### [EXERCISE DIRECTIONS]
Filter the entries and keep only the lines where the string "قرية" appears.

── SUPPLIED DATA ──

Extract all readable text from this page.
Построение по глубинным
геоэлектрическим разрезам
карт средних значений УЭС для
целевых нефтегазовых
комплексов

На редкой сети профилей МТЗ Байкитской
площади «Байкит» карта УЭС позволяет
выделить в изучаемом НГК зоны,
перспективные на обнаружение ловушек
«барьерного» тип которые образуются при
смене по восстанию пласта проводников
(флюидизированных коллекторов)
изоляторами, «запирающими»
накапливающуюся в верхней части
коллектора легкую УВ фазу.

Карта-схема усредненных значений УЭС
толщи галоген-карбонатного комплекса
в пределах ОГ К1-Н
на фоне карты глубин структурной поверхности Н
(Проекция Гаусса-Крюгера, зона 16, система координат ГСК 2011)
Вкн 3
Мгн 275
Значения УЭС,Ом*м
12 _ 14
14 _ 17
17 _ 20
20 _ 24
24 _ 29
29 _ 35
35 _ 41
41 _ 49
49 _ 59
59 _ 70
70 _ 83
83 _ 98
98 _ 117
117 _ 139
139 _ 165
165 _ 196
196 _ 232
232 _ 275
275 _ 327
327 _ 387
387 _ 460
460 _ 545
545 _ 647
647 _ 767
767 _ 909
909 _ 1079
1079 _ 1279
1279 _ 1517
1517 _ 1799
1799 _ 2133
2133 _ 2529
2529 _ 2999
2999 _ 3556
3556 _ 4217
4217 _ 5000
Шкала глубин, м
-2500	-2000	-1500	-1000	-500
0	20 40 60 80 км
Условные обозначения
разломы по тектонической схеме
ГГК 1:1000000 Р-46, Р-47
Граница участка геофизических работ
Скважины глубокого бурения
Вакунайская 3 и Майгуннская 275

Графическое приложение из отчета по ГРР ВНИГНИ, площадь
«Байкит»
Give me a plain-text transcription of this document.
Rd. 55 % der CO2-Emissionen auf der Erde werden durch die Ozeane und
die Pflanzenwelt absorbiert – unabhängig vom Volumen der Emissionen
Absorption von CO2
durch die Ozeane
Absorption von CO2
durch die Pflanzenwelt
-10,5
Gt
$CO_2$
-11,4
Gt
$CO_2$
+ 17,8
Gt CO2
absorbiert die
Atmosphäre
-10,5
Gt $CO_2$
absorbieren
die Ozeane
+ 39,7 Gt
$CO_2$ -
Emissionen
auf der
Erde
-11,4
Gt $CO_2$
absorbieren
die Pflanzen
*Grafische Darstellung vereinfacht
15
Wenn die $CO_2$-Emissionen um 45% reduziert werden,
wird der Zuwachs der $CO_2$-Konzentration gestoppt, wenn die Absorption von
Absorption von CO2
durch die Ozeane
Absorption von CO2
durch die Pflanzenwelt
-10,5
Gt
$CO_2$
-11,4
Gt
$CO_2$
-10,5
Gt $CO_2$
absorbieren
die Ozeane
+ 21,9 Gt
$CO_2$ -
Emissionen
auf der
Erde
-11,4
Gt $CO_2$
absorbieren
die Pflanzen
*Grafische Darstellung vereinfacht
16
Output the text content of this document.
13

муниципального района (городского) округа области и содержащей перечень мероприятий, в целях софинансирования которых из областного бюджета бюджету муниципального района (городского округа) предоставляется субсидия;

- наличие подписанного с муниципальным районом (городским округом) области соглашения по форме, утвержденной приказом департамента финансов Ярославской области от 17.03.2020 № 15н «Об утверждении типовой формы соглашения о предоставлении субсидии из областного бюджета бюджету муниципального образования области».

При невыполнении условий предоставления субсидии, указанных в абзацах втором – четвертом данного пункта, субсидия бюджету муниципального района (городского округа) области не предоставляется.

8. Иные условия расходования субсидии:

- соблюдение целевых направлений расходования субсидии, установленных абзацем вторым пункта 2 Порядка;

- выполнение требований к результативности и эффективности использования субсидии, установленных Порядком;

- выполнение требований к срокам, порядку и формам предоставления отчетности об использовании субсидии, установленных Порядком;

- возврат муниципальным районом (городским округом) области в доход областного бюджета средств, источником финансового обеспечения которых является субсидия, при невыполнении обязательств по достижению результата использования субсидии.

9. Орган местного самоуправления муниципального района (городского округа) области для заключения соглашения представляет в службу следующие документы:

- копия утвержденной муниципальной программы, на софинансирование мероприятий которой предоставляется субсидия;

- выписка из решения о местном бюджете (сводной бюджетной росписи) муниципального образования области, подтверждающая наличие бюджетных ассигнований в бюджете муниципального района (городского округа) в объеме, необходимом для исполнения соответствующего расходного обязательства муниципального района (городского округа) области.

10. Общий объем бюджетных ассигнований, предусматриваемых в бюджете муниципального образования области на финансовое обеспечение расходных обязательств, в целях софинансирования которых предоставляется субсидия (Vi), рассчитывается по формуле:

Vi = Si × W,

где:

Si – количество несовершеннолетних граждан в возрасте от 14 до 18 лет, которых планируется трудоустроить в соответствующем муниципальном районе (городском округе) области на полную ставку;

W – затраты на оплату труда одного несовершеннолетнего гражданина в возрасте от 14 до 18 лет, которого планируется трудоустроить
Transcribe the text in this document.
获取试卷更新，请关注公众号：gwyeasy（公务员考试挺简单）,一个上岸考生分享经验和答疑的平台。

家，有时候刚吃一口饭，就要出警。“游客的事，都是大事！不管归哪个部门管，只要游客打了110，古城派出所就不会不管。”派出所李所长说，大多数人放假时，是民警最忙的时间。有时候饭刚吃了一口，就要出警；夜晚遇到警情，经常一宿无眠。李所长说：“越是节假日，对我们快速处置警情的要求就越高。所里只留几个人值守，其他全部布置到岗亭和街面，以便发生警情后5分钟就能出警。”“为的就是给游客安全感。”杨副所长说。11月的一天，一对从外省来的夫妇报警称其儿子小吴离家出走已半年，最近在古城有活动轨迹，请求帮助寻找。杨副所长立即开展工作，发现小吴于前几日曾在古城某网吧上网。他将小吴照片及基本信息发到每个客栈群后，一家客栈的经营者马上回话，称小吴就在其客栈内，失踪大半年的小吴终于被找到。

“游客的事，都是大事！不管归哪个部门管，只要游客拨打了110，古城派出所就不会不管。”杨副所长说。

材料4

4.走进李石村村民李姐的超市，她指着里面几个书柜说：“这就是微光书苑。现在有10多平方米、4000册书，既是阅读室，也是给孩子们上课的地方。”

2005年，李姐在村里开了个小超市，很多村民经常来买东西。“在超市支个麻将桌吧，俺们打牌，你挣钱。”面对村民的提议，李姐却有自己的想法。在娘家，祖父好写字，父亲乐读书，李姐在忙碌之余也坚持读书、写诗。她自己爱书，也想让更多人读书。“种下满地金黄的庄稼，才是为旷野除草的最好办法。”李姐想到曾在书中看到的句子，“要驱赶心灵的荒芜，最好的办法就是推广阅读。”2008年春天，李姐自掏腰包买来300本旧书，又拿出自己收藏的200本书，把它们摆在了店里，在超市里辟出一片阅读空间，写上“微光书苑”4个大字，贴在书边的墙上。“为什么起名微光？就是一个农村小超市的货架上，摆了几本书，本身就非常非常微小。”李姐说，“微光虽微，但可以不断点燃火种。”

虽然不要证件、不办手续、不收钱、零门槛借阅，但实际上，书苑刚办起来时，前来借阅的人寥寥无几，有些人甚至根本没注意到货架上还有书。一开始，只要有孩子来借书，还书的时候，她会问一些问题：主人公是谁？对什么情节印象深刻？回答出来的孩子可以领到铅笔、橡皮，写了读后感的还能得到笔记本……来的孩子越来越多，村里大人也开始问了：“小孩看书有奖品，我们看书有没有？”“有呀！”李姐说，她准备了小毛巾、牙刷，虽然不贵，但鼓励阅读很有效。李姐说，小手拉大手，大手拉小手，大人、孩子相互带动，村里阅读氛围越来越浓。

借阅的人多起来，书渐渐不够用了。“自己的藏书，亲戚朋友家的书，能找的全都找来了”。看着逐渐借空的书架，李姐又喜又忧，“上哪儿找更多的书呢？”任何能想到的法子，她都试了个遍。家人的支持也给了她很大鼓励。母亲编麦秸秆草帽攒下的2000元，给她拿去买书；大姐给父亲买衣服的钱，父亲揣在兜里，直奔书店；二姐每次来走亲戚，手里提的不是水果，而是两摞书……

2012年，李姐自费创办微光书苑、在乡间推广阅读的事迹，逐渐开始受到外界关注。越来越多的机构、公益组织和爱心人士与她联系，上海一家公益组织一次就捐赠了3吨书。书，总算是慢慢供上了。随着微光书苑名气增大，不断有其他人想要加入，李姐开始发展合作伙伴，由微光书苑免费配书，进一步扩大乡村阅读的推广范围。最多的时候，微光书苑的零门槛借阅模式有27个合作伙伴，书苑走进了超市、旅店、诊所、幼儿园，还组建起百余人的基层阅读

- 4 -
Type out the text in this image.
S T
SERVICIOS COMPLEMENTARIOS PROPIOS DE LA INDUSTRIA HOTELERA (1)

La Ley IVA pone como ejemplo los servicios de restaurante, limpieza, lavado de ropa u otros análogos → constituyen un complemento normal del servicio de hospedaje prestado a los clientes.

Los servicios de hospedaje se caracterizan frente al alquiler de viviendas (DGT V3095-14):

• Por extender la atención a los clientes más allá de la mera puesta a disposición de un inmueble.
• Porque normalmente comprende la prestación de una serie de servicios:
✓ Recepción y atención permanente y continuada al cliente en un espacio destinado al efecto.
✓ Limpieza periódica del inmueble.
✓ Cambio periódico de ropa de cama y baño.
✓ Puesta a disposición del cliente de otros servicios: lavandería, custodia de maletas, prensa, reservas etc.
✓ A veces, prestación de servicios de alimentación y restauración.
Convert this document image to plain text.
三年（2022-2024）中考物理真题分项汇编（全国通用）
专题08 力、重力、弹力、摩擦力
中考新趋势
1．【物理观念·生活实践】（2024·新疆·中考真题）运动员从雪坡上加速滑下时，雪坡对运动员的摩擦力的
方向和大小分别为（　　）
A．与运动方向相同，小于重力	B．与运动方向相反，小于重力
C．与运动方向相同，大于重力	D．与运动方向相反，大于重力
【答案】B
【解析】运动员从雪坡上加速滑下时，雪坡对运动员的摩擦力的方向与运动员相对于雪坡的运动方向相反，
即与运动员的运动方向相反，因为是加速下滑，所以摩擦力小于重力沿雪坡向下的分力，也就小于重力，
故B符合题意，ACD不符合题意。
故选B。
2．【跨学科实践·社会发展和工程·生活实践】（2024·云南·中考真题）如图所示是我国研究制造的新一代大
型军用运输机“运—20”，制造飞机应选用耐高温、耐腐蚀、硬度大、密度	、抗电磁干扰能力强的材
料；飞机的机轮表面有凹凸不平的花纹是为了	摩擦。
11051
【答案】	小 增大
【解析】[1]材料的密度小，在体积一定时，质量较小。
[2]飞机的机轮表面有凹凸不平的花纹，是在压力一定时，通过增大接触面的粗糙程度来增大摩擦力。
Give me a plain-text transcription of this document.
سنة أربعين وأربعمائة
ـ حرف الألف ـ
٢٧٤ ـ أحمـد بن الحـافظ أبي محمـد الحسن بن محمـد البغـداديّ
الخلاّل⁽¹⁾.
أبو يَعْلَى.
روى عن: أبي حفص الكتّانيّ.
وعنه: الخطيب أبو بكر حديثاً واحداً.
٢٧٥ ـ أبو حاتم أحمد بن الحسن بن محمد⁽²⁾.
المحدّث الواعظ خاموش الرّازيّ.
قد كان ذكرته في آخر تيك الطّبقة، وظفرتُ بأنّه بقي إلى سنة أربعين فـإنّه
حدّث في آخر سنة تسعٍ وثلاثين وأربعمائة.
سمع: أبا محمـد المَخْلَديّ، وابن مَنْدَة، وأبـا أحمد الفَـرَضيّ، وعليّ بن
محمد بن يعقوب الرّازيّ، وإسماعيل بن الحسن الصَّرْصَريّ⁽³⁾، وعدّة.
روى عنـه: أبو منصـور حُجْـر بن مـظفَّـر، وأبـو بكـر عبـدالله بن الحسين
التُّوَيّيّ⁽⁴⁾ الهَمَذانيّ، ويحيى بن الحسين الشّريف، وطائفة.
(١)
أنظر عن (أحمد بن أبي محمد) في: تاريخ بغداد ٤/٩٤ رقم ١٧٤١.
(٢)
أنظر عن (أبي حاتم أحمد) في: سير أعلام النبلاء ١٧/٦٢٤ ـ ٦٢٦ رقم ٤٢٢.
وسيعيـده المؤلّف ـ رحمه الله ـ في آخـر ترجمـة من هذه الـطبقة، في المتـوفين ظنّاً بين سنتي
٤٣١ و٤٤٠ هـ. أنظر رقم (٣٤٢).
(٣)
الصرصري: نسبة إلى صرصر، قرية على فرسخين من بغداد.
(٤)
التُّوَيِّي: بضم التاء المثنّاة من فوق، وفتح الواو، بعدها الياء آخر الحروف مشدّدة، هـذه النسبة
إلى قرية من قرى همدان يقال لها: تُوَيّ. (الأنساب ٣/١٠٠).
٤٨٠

───

### [PROBLEM SOLUTION]
الصرصري: نسبة إلى صرصر، قرية على فرسخين من بغداد.
إلى قرية من قرى همدان يقال لها: تُوَيّ. (الأنساب ٣/١٠٠).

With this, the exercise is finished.